◆ **Complete the following**:
1. Decide whether each statement below agrees with the article on supervised random projections. Answer yes or no for each and quote the exact words from the article that settle it. (a) PCA takes the labels into account. (b) The paper's authors arrange data matrices as (features, datapoints). (c) The centering matrix H is symmetric.
2. Pick up the article on supervised random projections after its final sentence and keep writing it.

◆ **Reading passage**:
■ ■ ■ ■
How to Perform Supervised Random Projections with Light

7 min readApr 23, 2020

A delicious cocktail I drank a few months ago

Today, we’re going to talk again about supervised random projections (SRP) [1]. The regular reader may remember our article on the subject. For the others, here is a quick reminder.

SRP is a dimensionality reduction technique that takes into account not only the data features but also the corresponding labels, when they are available. A simple and popular dimensionality reduction technique is Principal Component Analysis (PCA). PCA is label-agnostic, but it has a supervised counterpart: Supervised PCA (SPCA) [2]. Besides, some of you may know that random projections can often replace PCA for a much smaller computational cost, thanks to the Johnson-Lindenstrauss lemma. SRP is the next logical step: accelerating SPCA with random projections. Furthermore, all of those have non-linear counterparts using kernels: KPCA, KSPCA, and KSRP.

In the article linked above, which gives much more details on the inner workings of all this, we attempted SRP with a LightOn Optical Processing Unit (OPU). This post gives you the details you need to reproduce this — not so — legendary feat.

From Formulae to Code

There are often surprises in how a paper is actually implemented in practice. What’s mathematically convenient to write rarely corresponds to efficient code, and vice-versa. Those two sentences don’t describe this paper, however: it’s pretty straightforward to code. Or it would be, if not for a major sin: the authors use the (features, datapoints) convention for data matrices. Statisticians sometimes do so; they are forgiven. Still, I had to change this in my implementation: practical machine learning works with the (datapoints, features) convention, period.

Machine learning has several advantages as a field: open research, lots of funding, great open-source software, and some useful conventions such as this one. As practitioners and researchers, it is our duty to defend those against negative external influences. I played my role as a brick in the wall against the (features, datapoints) convention, because I’m not the hero ̶G̶o̶t̶h̶a̶m̶ the machine learning community needs, but the one it deserves.

We’ll work mostly in a CPU environment, using scikit-learn and NumPy, as well as LightOnML, the Python API for the LightOn OPU. Let’s start with SRP. In the paper, with the — disgusted tone — (features, datapoints) convention, the projection matrix we’re looking for is U=XHΨᵀ, where X is the data matrix of size d x n, with n the number of samples and d that of features. H is the centering matrix of size n x n, and Ψ is a matrix of shape k x n, with k the dimension we are projecting to, containing random features that approximate a kernel applied to the labels. We’ll come back to it. For now, let’s convert the formula to the — angels’ choir — (datapoints, features) convention. First, we transpose everything to obtain a projection matrix of shape k x d: ΨHᵀXᵀ, and then we remember that H is symmetric and that we actually use the transpose of the other two matrices, leaving U=ΨᵀHX.
■ ■ ■ ■
◆ **Entries supplied**:
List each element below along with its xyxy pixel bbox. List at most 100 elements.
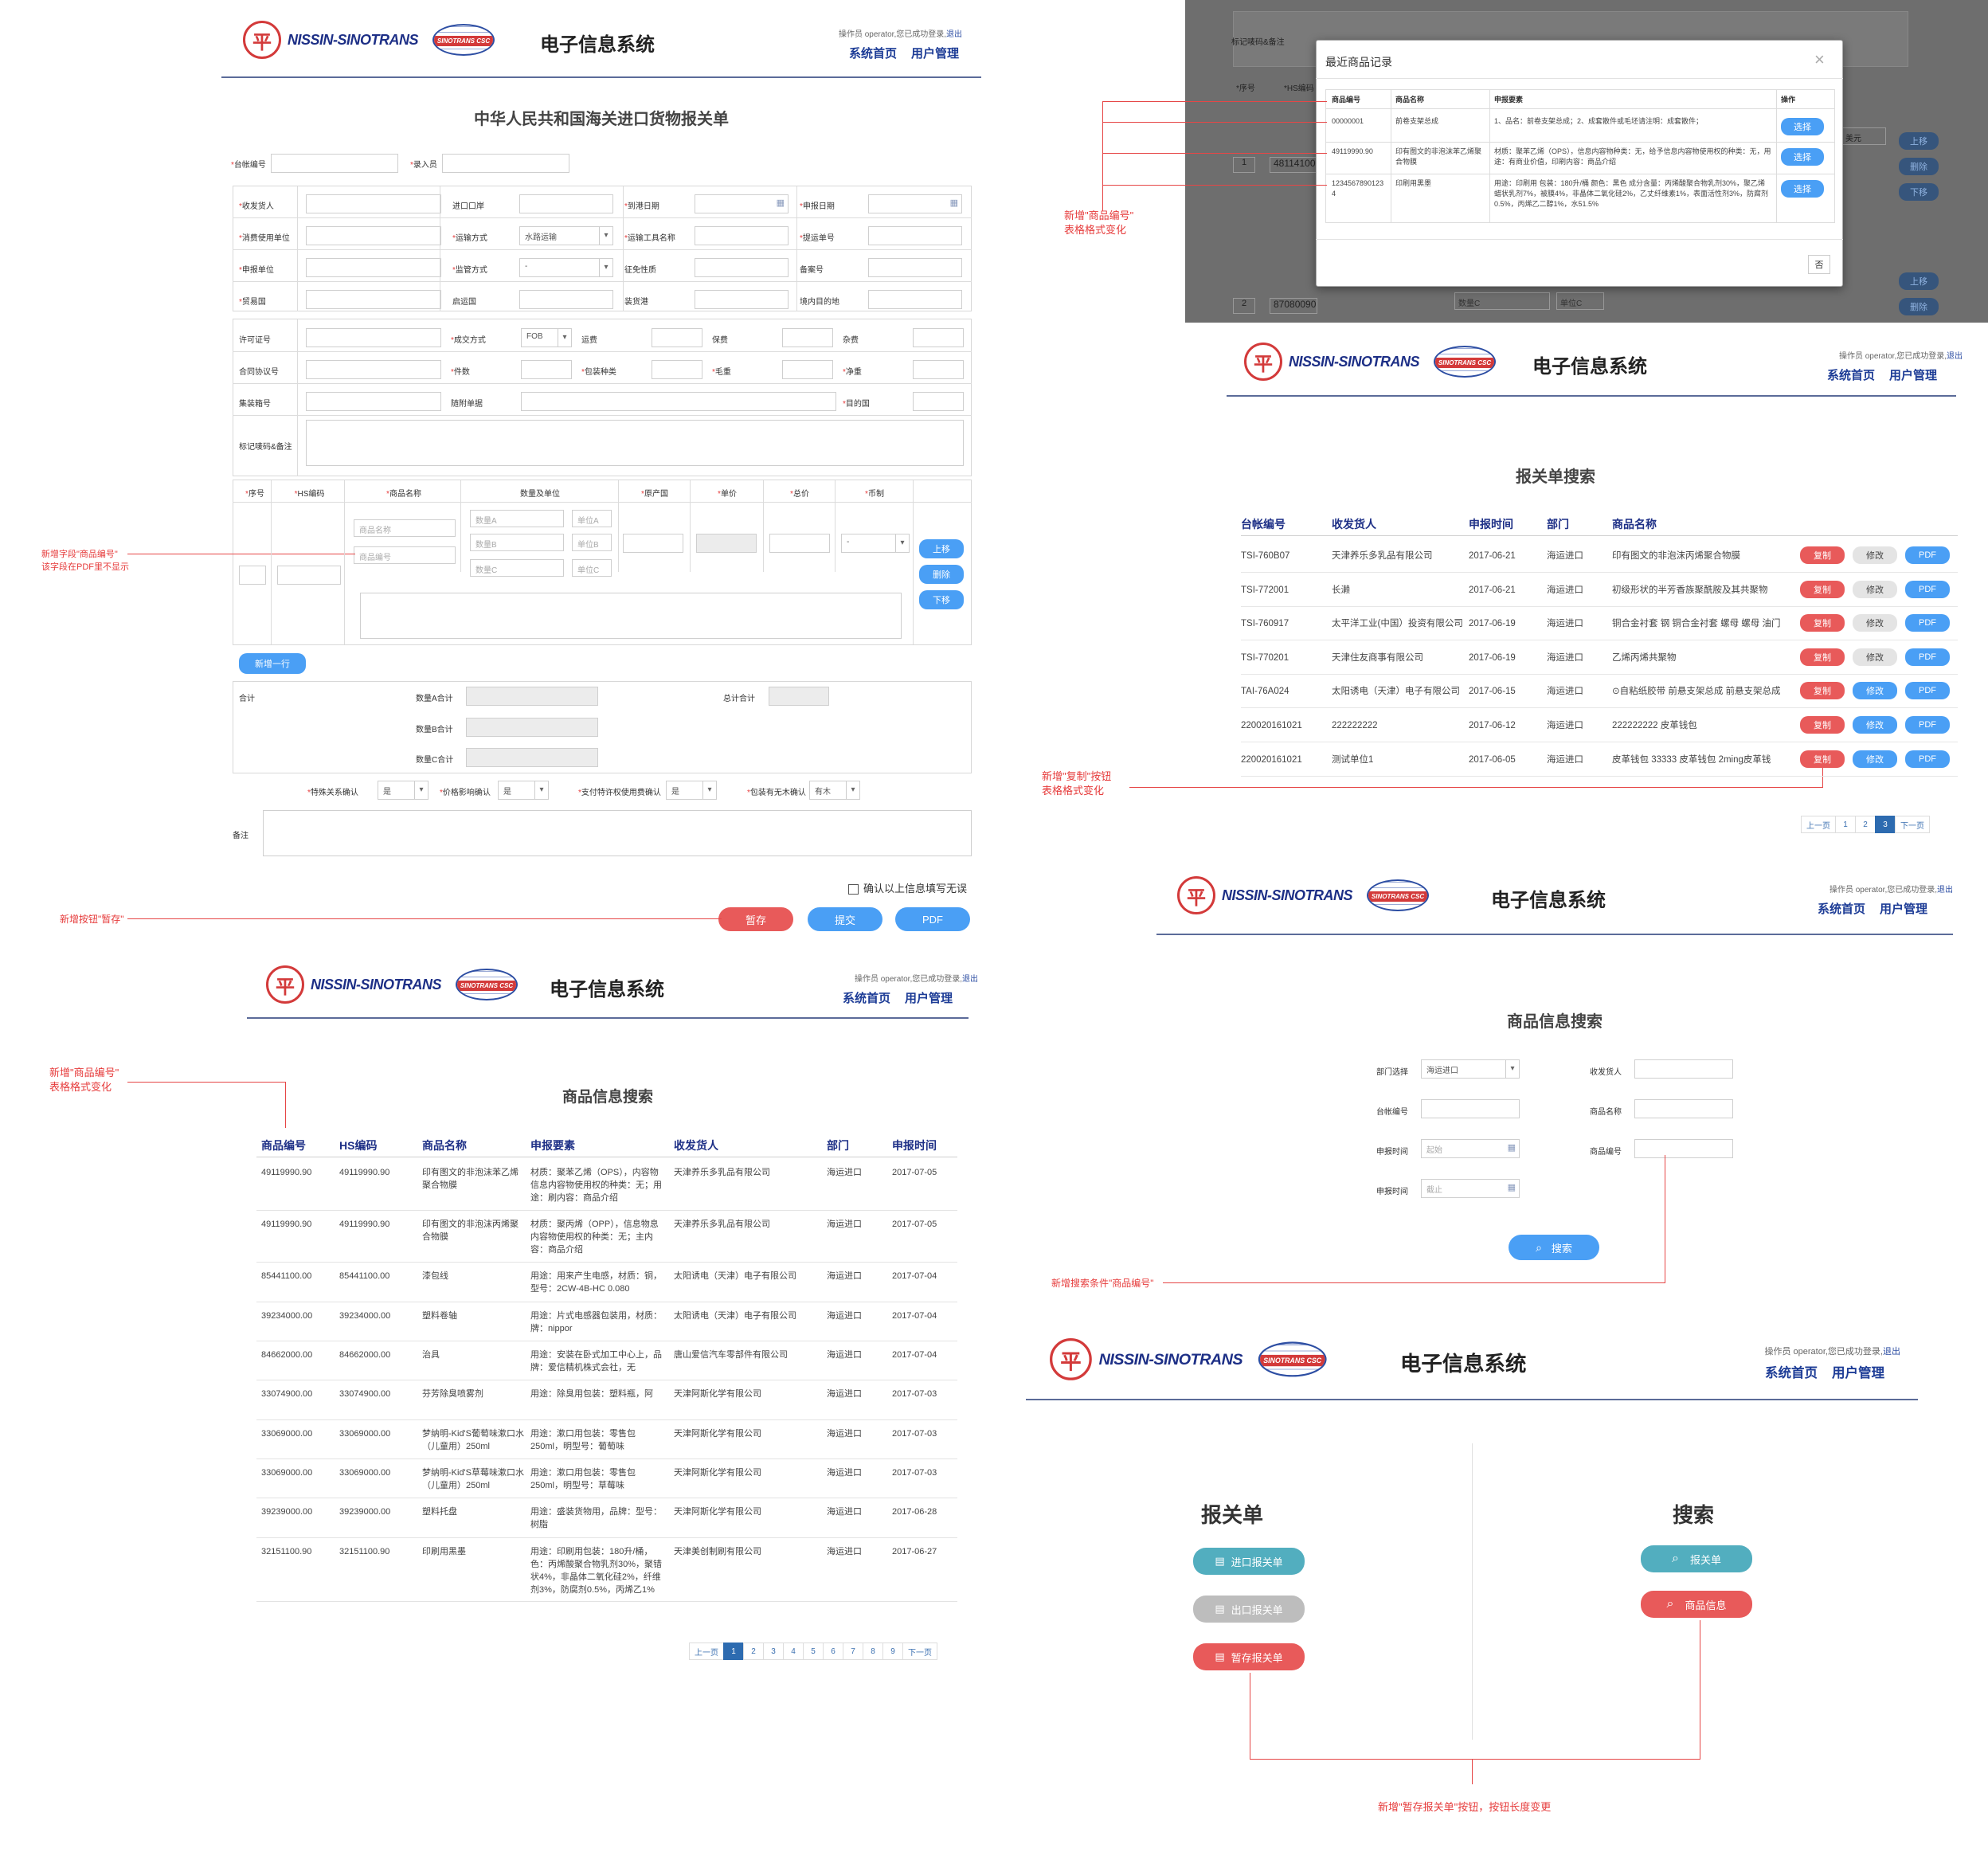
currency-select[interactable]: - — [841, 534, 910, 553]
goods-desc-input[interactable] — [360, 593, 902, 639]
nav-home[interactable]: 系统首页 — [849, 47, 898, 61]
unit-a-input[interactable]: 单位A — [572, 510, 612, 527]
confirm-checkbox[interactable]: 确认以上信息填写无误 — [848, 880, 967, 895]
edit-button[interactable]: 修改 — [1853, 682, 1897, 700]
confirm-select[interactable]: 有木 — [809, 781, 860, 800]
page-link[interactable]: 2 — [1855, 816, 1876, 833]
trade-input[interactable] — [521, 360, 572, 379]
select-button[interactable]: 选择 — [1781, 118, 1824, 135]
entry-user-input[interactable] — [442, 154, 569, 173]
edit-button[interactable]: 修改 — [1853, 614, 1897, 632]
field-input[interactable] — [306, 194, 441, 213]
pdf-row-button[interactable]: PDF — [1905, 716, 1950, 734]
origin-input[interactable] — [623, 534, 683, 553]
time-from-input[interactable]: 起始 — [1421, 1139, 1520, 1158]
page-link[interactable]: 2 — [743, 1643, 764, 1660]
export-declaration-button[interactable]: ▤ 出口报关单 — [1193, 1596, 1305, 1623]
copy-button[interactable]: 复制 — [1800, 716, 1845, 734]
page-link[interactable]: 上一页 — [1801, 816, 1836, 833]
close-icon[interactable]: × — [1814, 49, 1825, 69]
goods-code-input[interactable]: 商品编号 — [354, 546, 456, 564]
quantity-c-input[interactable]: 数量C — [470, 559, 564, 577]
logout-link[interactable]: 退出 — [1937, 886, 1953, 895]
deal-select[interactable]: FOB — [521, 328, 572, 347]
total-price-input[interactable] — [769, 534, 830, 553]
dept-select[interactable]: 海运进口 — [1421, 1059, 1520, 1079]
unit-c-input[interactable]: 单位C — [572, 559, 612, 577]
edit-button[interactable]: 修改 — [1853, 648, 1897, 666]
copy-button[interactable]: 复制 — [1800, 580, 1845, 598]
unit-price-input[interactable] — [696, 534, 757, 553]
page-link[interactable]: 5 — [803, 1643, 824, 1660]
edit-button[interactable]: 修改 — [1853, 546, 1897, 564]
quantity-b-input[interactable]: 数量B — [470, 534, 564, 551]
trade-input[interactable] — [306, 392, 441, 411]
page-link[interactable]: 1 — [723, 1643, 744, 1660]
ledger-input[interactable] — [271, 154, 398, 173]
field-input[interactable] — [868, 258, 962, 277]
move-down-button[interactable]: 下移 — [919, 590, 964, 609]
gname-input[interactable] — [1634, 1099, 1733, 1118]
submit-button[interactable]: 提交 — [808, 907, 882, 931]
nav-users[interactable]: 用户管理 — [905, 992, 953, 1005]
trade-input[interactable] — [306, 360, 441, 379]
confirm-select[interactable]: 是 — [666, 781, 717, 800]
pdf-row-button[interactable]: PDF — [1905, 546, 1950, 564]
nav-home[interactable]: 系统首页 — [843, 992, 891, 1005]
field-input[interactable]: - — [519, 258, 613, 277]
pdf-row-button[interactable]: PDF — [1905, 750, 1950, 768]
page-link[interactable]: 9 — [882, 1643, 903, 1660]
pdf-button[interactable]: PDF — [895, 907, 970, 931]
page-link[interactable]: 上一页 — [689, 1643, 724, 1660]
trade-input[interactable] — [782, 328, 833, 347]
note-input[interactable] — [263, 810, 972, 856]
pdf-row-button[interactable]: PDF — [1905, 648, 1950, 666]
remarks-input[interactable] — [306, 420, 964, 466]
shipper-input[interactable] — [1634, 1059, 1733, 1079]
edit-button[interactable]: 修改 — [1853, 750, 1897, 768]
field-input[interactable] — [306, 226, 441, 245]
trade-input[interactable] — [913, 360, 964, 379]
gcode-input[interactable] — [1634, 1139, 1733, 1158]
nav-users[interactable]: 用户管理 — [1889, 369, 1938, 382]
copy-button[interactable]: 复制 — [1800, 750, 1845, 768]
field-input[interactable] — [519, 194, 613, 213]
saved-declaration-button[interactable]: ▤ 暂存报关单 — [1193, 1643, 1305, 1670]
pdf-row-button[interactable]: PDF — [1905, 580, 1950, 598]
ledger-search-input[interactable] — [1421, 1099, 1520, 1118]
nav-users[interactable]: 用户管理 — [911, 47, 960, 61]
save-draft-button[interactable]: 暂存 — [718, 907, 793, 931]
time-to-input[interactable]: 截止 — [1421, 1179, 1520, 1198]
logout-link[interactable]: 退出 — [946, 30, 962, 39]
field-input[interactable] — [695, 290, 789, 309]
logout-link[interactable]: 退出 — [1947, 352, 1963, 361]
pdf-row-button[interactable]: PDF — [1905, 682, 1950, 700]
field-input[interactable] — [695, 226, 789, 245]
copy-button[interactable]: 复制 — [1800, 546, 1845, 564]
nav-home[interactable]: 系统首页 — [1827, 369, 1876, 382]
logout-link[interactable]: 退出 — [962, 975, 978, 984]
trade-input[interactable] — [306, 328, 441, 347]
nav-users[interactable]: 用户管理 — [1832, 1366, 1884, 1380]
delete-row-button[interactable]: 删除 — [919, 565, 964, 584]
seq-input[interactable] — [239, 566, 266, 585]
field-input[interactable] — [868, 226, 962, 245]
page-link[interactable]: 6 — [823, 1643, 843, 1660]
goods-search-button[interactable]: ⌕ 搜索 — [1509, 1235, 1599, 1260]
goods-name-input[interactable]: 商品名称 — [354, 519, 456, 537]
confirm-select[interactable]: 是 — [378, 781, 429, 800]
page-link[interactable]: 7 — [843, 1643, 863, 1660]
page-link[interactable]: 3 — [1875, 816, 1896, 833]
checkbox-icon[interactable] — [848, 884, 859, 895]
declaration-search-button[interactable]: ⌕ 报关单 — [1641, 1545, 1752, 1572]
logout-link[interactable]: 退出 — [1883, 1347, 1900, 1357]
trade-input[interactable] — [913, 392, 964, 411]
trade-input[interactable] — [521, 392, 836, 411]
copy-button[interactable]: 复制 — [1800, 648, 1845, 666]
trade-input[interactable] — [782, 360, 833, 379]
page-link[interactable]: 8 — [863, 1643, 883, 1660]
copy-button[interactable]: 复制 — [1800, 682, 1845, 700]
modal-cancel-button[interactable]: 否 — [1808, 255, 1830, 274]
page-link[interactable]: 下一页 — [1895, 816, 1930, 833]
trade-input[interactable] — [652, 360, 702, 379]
■ ■ ■ ■
◆ **Answers per task**:
1.
(a) No: "PCA is label-agnostic"
(b) Yes: "the authors use the (features, datapoints) convention for data matrices"
(c) Yes: "we remember that H is symmetric"

2.
What about H and Ψ? H is a special matrix that’s useful in equations: HX is X minus its mean row (and XH would be X minus its mean column). In NumPy, it’s much clearer and more efficient to write Xc = X - X.mean(0). Ψ contains the random features. In a classification setting, we want the same labels to be close together, so we use the Delta kernel, which is 1 when two entries are equal and 0 otherwise. Or that’s what we do in SPCA. In SRP, the delta function is approximated by a very narrow Radial Basis Function (RBF, a Gaussian). Scikit-learn offers the sklearn.kernel_approximation.RBFSampler, that we use with a large gamma to obtain narrow RBFs. You can do that and go on with your life. Or you can use an OPU with these three lines instead and, like Gandalf, be reborn from light:

Am I slightly overstating things? Totally, but you could also stop being a killjoy and appreciate that you just used light to approximate a kernel.

That’s it for SRP: now we multiply Psi.T and Xc using my favorite matrix multiplication operator @ and wrap that in a class that fits well into scikit-learn’s pipelines. Et voilà!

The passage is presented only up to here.